■ Data lines ■
----------------
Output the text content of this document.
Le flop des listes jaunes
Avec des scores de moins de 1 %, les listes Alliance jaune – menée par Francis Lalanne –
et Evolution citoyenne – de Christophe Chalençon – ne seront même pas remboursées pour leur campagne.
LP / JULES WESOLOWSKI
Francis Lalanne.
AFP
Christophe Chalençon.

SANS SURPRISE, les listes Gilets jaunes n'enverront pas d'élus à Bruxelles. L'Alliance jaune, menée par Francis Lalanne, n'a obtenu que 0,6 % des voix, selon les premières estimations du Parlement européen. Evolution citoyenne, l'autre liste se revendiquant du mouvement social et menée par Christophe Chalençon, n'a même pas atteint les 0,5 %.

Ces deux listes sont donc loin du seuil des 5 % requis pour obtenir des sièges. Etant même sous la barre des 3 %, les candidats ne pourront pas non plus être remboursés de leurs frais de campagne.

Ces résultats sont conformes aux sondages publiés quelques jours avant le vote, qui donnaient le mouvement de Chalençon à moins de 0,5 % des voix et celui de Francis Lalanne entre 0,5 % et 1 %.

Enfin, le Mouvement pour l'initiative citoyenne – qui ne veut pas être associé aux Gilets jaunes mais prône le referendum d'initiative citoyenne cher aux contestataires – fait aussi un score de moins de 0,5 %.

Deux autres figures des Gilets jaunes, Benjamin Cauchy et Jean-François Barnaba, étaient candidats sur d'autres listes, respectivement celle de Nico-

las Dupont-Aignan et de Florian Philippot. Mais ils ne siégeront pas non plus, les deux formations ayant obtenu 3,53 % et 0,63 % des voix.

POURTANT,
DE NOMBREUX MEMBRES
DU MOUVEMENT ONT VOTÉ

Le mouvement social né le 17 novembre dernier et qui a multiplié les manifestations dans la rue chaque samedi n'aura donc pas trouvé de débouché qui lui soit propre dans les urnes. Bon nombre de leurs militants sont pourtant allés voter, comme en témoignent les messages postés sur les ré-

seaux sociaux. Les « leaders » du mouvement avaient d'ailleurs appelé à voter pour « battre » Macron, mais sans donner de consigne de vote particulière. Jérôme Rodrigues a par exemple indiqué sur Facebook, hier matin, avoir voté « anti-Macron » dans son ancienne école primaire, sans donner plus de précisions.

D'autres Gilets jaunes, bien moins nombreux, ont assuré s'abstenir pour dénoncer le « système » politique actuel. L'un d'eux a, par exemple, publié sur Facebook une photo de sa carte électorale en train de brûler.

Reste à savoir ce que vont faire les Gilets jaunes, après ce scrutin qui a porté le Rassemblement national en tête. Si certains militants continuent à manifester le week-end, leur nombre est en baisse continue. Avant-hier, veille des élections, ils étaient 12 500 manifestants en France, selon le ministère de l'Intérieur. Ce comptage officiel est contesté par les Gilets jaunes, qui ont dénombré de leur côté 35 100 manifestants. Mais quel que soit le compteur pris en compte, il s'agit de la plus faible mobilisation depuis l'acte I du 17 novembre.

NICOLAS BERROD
----------------
■ To do ■
List every line above that contains the word "étaient".

■ Written solution ■
Deux autres figures des Gilets jaunes, Benjamin Cauchy et Jean-François Barnaba, étaient candidats sur d'autres listes, respectivement celle de Nico-
Reste à savoir ce que vont faire les Gilets jaunes, après ce scrutin qui a porté le Rassemblement national en tête. Si certains militants continuent à manifester le week-end, leur nombre est en baisse continue. Avant-hier, veille des élections, ils étaient 12 500 manifestants en France, selon le ministère de l'Intérieur. Ce comptage officiel est contesté par les Gilets jaunes, qui ont dénombré de leur côté 35 100 manifestants. Mais quel que soit le compteur pris en compte, il s'agit de la plus faible mobilisation depuis l'acte I du 17 novembre.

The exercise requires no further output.